# [Short exercise]
Take each line that has the word "Maturity" and return it.

(Raw records)
-- Begin --

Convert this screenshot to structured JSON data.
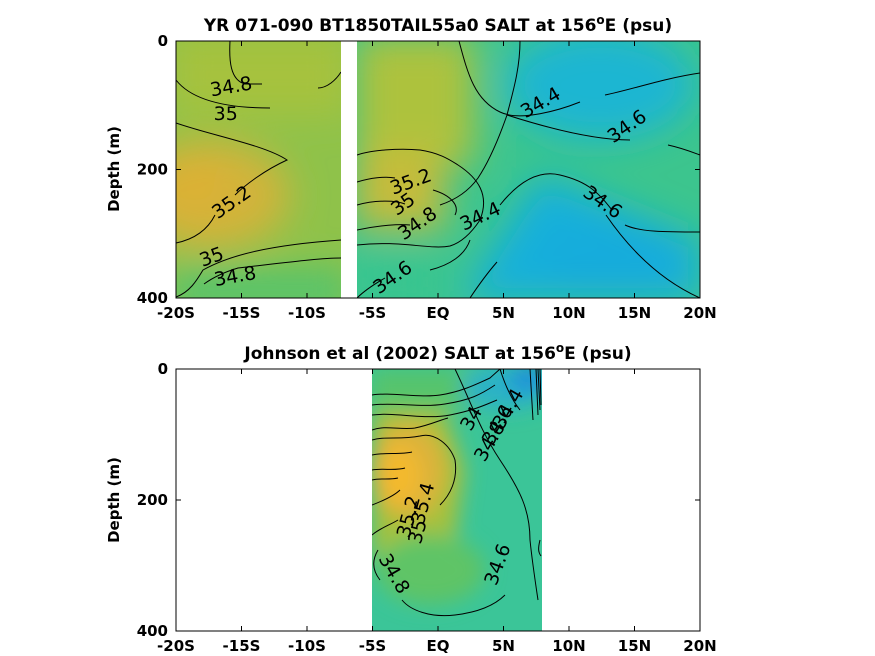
{
  "chart_data": [
    {
      "type": "heatmap",
      "title": "YR 071-090 BT1850TAIL55a0 SALT at 156",
      "title_sup": "o",
      "title_tail": "E (psu)",
      "ylabel": "Depth (m)",
      "xlabel": "",
      "x_range": [
        -20,
        20
      ],
      "y_range": [
        400,
        0
      ],
      "x_ticks": [
        -20,
        -15,
        -10,
        -5,
        0,
        5,
        10,
        15,
        20
      ],
      "x_tick_labels": [
        "-20S",
        "-15S",
        "-10S",
        "-5S",
        "EQ",
        "5N",
        "10N",
        "15N",
        "20N"
      ],
      "y_ticks": [
        0,
        200,
        400
      ],
      "y_tick_labels": [
        "0",
        "200",
        "400"
      ],
      "data_gap": [
        -7.3,
        -6.8
      ],
      "contour_levels": [
        34.4,
        34.6,
        34.8,
        35,
        35.2
      ],
      "contour_labels": [
        {
          "text": "34.8",
          "lat": -15.8,
          "depth": 70
        },
        {
          "text": "35",
          "lat": -16.2,
          "depth": 112
        },
        {
          "text": "35.2",
          "lat": -15.8,
          "depth": 250
        },
        {
          "text": "35",
          "lat": -17.3,
          "depth": 335
        },
        {
          "text": "34.8",
          "lat": -15.5,
          "depth": 365
        },
        {
          "text": "34.4",
          "lat": 7.8,
          "depth": 95
        },
        {
          "text": "34.6",
          "lat": 14.4,
          "depth": 132
        },
        {
          "text": "35.2",
          "lat": -2.1,
          "depth": 218
        },
        {
          "text": "35",
          "lat": -2.7,
          "depth": 253
        },
        {
          "text": "34.8",
          "lat": -1.6,
          "depth": 283
        },
        {
          "text": "34.4",
          "lat": 3.2,
          "depth": 272
        },
        {
          "text": "34.6",
          "lat": 12.6,
          "depth": 250
        },
        {
          "text": "34.6",
          "lat": -3.5,
          "depth": 367
        }
      ],
      "colormap": {
        "34.0": "#1a5fd8",
        "34.4": "#1aaed8",
        "34.6": "#2cc6a2",
        "34.8": "#4cc472",
        "35.0": "#a8c23c",
        "35.2": "#d6b53a",
        "35.4": "#f2b830"
      }
    },
    {
      "type": "heatmap",
      "title": "Johnson et al (2002) SALT at 156",
      "title_sup": "o",
      "title_tail": "E (psu)",
      "ylabel": "Depth (m)",
      "xlabel": "",
      "x_range": [
        -20,
        20
      ],
      "y_range": [
        400,
        0
      ],
      "data_lat_range": [
        -5,
        8
      ],
      "x_ticks": [
        -20,
        -15,
        -10,
        -5,
        0,
        5,
        10,
        15,
        20
      ],
      "x_tick_labels": [
        "-20S",
        "-15S",
        "-10S",
        "-5S",
        "EQ",
        "5N",
        "10N",
        "15N",
        "20N"
      ],
      "y_ticks": [
        0,
        200,
        400
      ],
      "y_tick_labels": [
        "0",
        "200",
        "400"
      ],
      "contour_levels": [
        34.4,
        34.6,
        34.8,
        35,
        35.2,
        35.4
      ],
      "contour_labels": [
        {
          "text": "34.4",
          "lat": 5.3,
          "depth": 60
        },
        {
          "text": "34.6",
          "lat": 4.5,
          "depth": 85
        },
        {
          "text": "34.8",
          "lat": 3.9,
          "depth": 110
        },
        {
          "text": "34",
          "lat": 2.5,
          "depth": 75
        },
        {
          "text": "35.4",
          "lat": -1.2,
          "depth": 205
        },
        {
          "text": "35.2",
          "lat": -2.3,
          "depth": 225
        },
        {
          "text": "35",
          "lat": -1.6,
          "depth": 248
        },
        {
          "text": "34.8",
          "lat": -3.3,
          "depth": 312
        },
        {
          "text": "34.6",
          "lat": 4.5,
          "depth": 298
        }
      ],
      "colormap": {
        "34.0": "#1a5fd8",
        "34.4": "#1aaed8",
        "34.6": "#2cc6a2",
        "34.8": "#4cc472",
        "35.0": "#a8c23c",
        "35.2": "#d6b53a",
        "35.4": "#f2b830"
      }
    }
  ]
}
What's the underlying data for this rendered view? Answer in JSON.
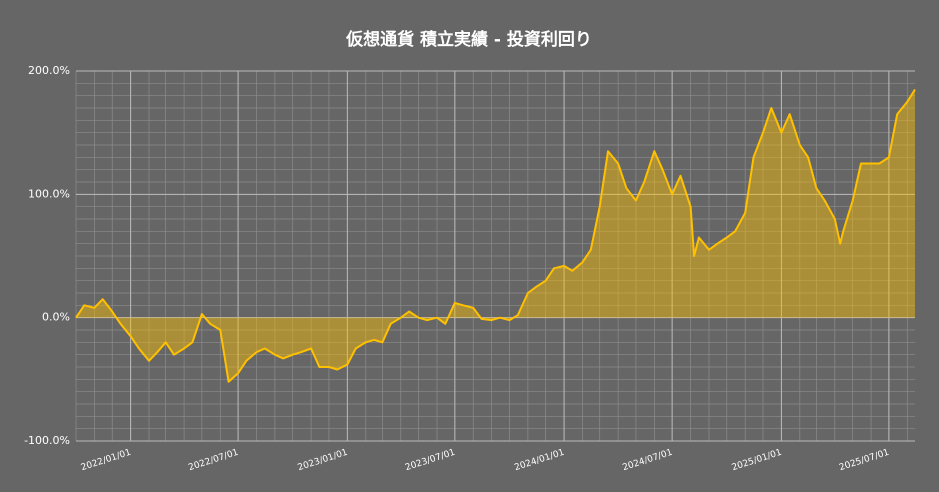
{
  "chart_data": {
    "type": "area",
    "title": "仮想通貨 積立実績 - 投資利回り",
    "color": "#ffc000",
    "grid": true,
    "xlim": [
      "2021/10/01",
      "2025/08/14"
    ],
    "xticks": [
      "2022/01/01",
      "2022/07/01",
      "2023/01/01",
      "2023/07/01",
      "2024/01/01",
      "2024/07/01",
      "2025/01/01",
      "2025/07/01"
    ],
    "ylim": [
      -100,
      200
    ],
    "yticks": [
      {
        "value": -100,
        "label": "-100.0%"
      },
      {
        "value": 0,
        "label": "0.0%"
      },
      {
        "value": 100,
        "label": "100.0%"
      },
      {
        "value": 200,
        "label": "200.0%"
      }
    ],
    "x": [
      "2021/10/01",
      "2021/10/15",
      "2021/11/01",
      "2021/11/15",
      "2021/12/01",
      "2021/12/15",
      "2022/01/01",
      "2022/01/15",
      "2022/02/01",
      "2022/02/15",
      "2022/03/01",
      "2022/03/15",
      "2022/04/01",
      "2022/04/15",
      "2022/05/01",
      "2022/05/15",
      "2022/06/01",
      "2022/06/15",
      "2022/07/01",
      "2022/07/15",
      "2022/08/01",
      "2022/08/15",
      "2022/09/01",
      "2022/09/15",
      "2022/10/01",
      "2022/10/15",
      "2022/11/01",
      "2022/11/15",
      "2022/12/01",
      "2022/12/15",
      "2023/01/01",
      "2023/01/15",
      "2023/02/01",
      "2023/02/15",
      "2023/03/01",
      "2023/03/15",
      "2023/04/01",
      "2023/04/15",
      "2023/05/01",
      "2023/05/15",
      "2023/06/01",
      "2023/06/15",
      "2023/07/01",
      "2023/07/15",
      "2023/08/01",
      "2023/08/15",
      "2023/09/01",
      "2023/09/15",
      "2023/10/01",
      "2023/10/15",
      "2023/11/01",
      "2023/11/15",
      "2023/12/01",
      "2023/12/15",
      "2024/01/01",
      "2024/01/15",
      "2024/02/01",
      "2024/02/15",
      "2024/03/01",
      "2024/03/15",
      "2024/04/01",
      "2024/04/15",
      "2024/05/01",
      "2024/05/15",
      "2024/06/01",
      "2024/06/15",
      "2024/07/01",
      "2024/07/15",
      "2024/08/01",
      "2024/08/07",
      "2024/08/15",
      "2024/09/01",
      "2024/09/15",
      "2024/10/01",
      "2024/10/15",
      "2024/11/01",
      "2024/11/15",
      "2024/12/01",
      "2024/12/15",
      "2025/01/01",
      "2025/01/15",
      "2025/02/01",
      "2025/02/15",
      "2025/03/01",
      "2025/03/15",
      "2025/04/01",
      "2025/04/10",
      "2025/04/15",
      "2025/05/01",
      "2025/05/15",
      "2025/06/01",
      "2025/06/15",
      "2025/07/01",
      "2025/07/15",
      "2025/08/01",
      "2025/08/14"
    ],
    "values": [
      0,
      10,
      8,
      15,
      5,
      -5,
      -15,
      -25,
      -35,
      -28,
      -20,
      -30,
      -25,
      -20,
      3,
      -5,
      -10,
      -52,
      -45,
      -35,
      -28,
      -25,
      -30,
      -33,
      -30,
      -28,
      -25,
      -40,
      -40,
      -42,
      -38,
      -25,
      -20,
      -18,
      -20,
      -5,
      0,
      5,
      0,
      -2,
      0,
      -5,
      12,
      10,
      8,
      -1,
      -2,
      0,
      -2,
      2,
      20,
      25,
      30,
      40,
      42,
      38,
      45,
      55,
      90,
      135,
      125,
      105,
      95,
      110,
      135,
      120,
      100,
      115,
      90,
      50,
      65,
      55,
      60,
      65,
      70,
      85,
      130,
      150,
      170,
      150,
      165,
      140,
      130,
      105,
      95,
      80,
      60,
      70,
      95,
      125,
      125,
      125,
      130,
      165,
      175,
      185
    ]
  }
}
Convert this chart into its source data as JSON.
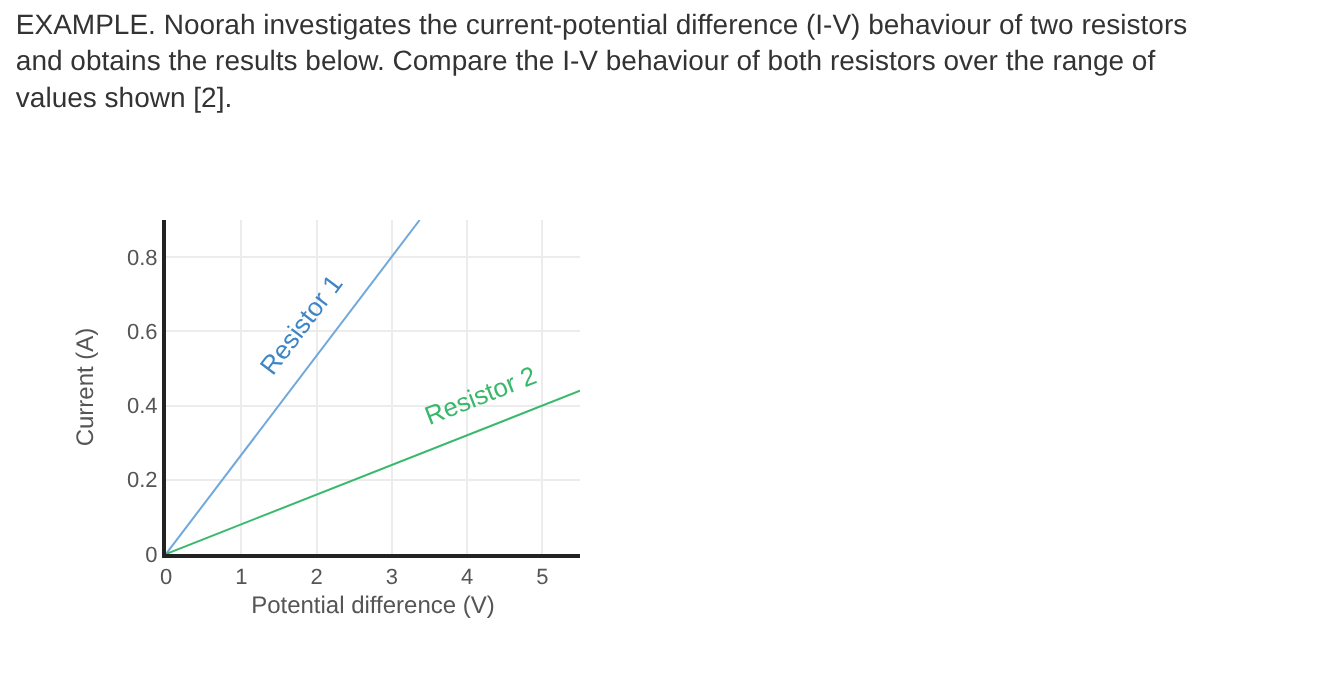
{
  "chart_data": {
    "type": "line",
    "title": "EXAMPLE. Noorah investigates the current-potential difference (I-V) behaviour of two resistors\nand obtains the results below. Compare the I-V behaviour of both resistors over the range of\nvalues shown [2].",
    "xlabel": "Potential difference (V)",
    "ylabel": "Current (A)",
    "xlim": [
      0,
      5.5
    ],
    "xticks": [
      0,
      1,
      2,
      3,
      4,
      5
    ],
    "ylim": [
      0,
      0.9
    ],
    "yticks": [
      0,
      0.2,
      0.4,
      0.6,
      0.8
    ],
    "grid": true,
    "legend": false,
    "marker": "none",
    "line_style": "solid",
    "series": [
      {
        "name": "Resistor 1",
        "color": "#6fa8dc",
        "x": [
          0,
          3.37
        ],
        "values": [
          0,
          0.9
        ]
      },
      {
        "name": "Resistor 2",
        "color": "#38b86b",
        "x": [
          0,
          5.5
        ],
        "values": [
          0,
          0.44
        ]
      }
    ]
  }
}
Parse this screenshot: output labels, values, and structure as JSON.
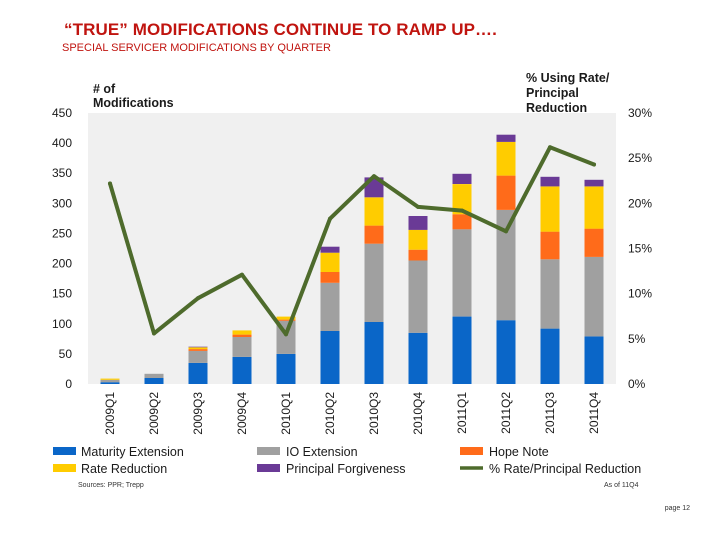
{
  "slide": {
    "title": "“TRUE” MODIFICATIONS CONTINUE TO RAMP UP….",
    "subtitle": "SPECIAL SERVICER MODIFICATIONS BY QUARTER",
    "sources": "Sources: PPR; Trepp",
    "as_of": "As of 11Q4",
    "page": "page 12"
  },
  "colors": {
    "Maturity Extension": "#0a66c8",
    "IO Extension": "#a0a0a0",
    "Hope Note": "#ff6b1a",
    "Rate Reduction": "#ffcc00",
    "Principal Forgiveness": "#6a3a96",
    "line": "#4e6b2c",
    "plot_bg": "#f0f0f0"
  },
  "chart_data": {
    "type": "bar",
    "stacked": true,
    "categories": [
      "2009Q1",
      "2009Q2",
      "2009Q3",
      "2009Q4",
      "2010Q1",
      "2010Q2",
      "2010Q3",
      "2010Q4",
      "2011Q1",
      "2011Q2",
      "2011Q3",
      "2011Q4"
    ],
    "series": [
      {
        "name": "Maturity Extension",
        "values": [
          3,
          10,
          35,
          45,
          50,
          88,
          103,
          85,
          112,
          106,
          92,
          79
        ]
      },
      {
        "name": "IO Extension",
        "values": [
          4,
          7,
          20,
          33,
          55,
          80,
          130,
          120,
          145,
          183,
          115,
          132
        ]
      },
      {
        "name": "Hope Note",
        "values": [
          0,
          0,
          3,
          4,
          2,
          18,
          30,
          18,
          25,
          57,
          46,
          47
        ]
      },
      {
        "name": "Rate Reduction",
        "values": [
          2,
          0,
          3,
          7,
          5,
          32,
          47,
          33,
          50,
          56,
          75,
          70
        ]
      },
      {
        "name": "Principal Forgiveness",
        "values": [
          0,
          0,
          1,
          0,
          0,
          10,
          33,
          23,
          17,
          12,
          16,
          11
        ]
      }
    ],
    "line_series": {
      "name": "% Rate/Principal Reduction",
      "axis": "right",
      "values": [
        22.2,
        5.6,
        9.5,
        12.1,
        5.5,
        18.3,
        23.0,
        19.6,
        19.2,
        16.9,
        26.2,
        24.3
      ]
    },
    "left_axis": {
      "title_line1": "# of",
      "title_line2": "Modifications",
      "ylim": [
        0,
        450
      ],
      "ticks": [
        "0",
        "50",
        "100",
        "150",
        "200",
        "250",
        "300",
        "350",
        "400",
        "450"
      ]
    },
    "right_axis": {
      "title_line1": "% Using Rate/",
      "title_line2": "Principal",
      "title_line3": "Reduction",
      "ylim": [
        0,
        30
      ],
      "ticks": [
        "0%",
        "5%",
        "10%",
        "15%",
        "20%",
        "25%",
        "30%"
      ]
    },
    "legend": [
      "Maturity Extension",
      "IO Extension",
      "Hope Note",
      "Rate Reduction",
      "Principal Forgiveness",
      "% Rate/Principal Reduction"
    ]
  }
}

-- End --

# [Finished exercise]
    "Maturity Extension": "#0a66c8",
        "name": "Maturity Extension",
      "Maturity Extension",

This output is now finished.